— Begin The input —

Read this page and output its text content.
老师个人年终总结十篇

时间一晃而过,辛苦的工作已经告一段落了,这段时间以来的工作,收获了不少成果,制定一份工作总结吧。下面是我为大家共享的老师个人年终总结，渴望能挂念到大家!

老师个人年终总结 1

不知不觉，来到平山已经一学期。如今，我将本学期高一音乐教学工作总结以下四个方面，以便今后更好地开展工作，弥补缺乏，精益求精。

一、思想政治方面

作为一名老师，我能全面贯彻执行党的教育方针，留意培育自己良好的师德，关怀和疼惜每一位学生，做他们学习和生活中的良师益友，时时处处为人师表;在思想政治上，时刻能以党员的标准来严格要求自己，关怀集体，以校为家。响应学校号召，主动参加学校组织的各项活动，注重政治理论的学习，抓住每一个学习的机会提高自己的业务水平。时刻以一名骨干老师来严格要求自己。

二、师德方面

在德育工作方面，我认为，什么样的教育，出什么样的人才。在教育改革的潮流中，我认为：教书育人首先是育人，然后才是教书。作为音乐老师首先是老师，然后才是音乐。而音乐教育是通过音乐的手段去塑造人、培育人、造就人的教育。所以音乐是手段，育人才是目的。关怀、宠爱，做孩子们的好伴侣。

— End The input —

▶ _Work to complete_
Would you reproduce all the entries exactly?

▶ _Written reply_
Read this page and output its text content.
老师个人年终总结十篇

时间一晃而过,辛苦的工作已经告一段落了,这段时间以来的工作,收获了不少成果,制定一份工作总结吧。下面是我为大家共享的老师个人年终总结，渴望能挂念到大家!

老师个人年终总结 1

不知不觉，来到平山已经一学期。如今，我将本学期高一音乐教学工作总结以下四个方面，以便今后更好地开展工作，弥补缺乏，精益求精。

一、思想政治方面

作为一名老师，我能全面贯彻执行党的教育方针，留意培育自己良好的师德，关怀和疼惜每一位学生，做他们学习和生活中的良师益友，时时处处为人师表;在思想政治上，时刻能以党员的标准来严格要求自己，关怀集体，以校为家。响应学校号召，主动参加学校组织的各项活动，注重政治理论的学习，抓住每一个学习的机会提高自己的业务水平。时刻以一名骨干老师来严格要求自己。

二、师德方面

在德育工作方面，我认为，什么样的教育，出什么样的人才。在教育改革的潮流中，我认为：教书育人首先是育人，然后才是教书。作为音乐老师首先是老师，然后才是音乐。而音乐教育是通过音乐的手段去塑造人、培育人、造就人的教育。所以音乐是手段，育人才是目的。关怀、宠爱，做孩子们的好伴侣。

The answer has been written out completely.